### Problem details
Of the lines in the listing below, how many hold "were"? Answer with the number only.

---------- Data shown ----------

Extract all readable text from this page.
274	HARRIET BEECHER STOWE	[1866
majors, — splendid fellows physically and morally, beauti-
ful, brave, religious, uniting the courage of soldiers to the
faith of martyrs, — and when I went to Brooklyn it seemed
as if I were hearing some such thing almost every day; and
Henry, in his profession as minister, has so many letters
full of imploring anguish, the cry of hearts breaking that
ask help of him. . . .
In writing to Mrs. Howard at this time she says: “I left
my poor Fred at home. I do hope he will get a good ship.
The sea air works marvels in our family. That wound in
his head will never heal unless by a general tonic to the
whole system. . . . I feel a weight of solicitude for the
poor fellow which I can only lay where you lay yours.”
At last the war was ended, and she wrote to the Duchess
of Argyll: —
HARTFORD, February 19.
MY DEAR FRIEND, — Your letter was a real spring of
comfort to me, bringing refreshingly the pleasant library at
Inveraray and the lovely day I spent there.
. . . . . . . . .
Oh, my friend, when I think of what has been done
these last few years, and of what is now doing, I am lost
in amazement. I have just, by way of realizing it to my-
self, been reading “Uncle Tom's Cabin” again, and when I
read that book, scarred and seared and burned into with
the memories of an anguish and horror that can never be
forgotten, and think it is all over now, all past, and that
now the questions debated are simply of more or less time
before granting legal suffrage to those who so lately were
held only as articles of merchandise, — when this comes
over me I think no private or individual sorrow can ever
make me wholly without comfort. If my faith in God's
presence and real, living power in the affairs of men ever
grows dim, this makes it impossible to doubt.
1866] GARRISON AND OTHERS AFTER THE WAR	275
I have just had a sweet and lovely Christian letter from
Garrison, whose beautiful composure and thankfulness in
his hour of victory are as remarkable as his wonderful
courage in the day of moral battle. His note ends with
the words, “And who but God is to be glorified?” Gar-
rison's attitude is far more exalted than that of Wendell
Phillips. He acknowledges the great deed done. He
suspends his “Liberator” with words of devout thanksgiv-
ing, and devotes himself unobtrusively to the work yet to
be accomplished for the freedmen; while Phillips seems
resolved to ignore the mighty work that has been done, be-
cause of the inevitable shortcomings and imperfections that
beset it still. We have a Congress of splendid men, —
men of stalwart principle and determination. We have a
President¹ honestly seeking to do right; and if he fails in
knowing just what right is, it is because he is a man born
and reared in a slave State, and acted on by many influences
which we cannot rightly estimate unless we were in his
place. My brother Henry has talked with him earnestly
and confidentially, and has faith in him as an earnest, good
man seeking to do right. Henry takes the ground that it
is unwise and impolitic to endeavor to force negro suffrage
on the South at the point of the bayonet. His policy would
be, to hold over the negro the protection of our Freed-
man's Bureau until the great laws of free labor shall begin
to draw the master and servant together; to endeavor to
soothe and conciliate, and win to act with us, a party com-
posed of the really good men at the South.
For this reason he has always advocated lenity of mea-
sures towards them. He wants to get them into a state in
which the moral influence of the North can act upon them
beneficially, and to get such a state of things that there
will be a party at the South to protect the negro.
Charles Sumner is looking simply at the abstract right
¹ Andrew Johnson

----------

### Worked answer
3